# start of STORED ROWS

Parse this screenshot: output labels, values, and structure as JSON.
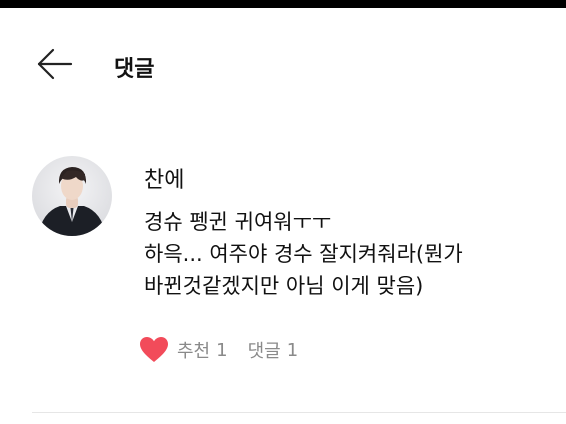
{
  "header": {
    "title": "댓글",
    "back_icon": "arrow-left-icon"
  },
  "comment": {
    "author": "찬에",
    "avatar_icon": "profile-photo",
    "lines": [
      "경슈 펭귄 귀여워ㅜㅜ",
      "하윽...  여주야 경수 잘지켜줘라(뭔가",
      "바뀐것같겠지만 아님 이게 맞음)"
    ],
    "like": {
      "icon": "heart-icon",
      "label": "추천",
      "count": "1"
    },
    "reply": {
      "label": "댓글",
      "count": "1"
    }
  },
  "colors": {
    "status_bar": "#000000",
    "heart": "#f24b5a",
    "meta_text": "#8a8a8a",
    "divider": "#e6e6e6"
  }
}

# end of STORED ROWS

▶ [GIVEN TASK] Exclude the images and reproduce the remaining data exactly.

▶ [EXERCISE OUTPUT]
Parse this screenshot: output labels, values, and structure as JSON.
{
  "header": {
    "title": "댓글",
    "back_icon": "arrow-left-icon"
  },
  "comment": {
    "author": "찬에",
    "avatar_icon": "profile-photo",
    "lines": [
      "경슈 펭귄 귀여워ㅜㅜ",
      "하윽...  여주야 경수 잘지켜줘라(뭔가",
      "바뀐것같겠지만 아님 이게 맞음)"
    ],
    "like": {
      "icon": "heart-icon",
      "label": "추천",
      "count": "1"
    },
    "reply": {
      "label": "댓글",
      "count": "1"
    }
  },
  "colors": {
    "status_bar": "#000000",
    "heart": "#f24b5a",
    "meta_text": "#8a8a8a",
    "divider": "#e6e6e6"
  }
}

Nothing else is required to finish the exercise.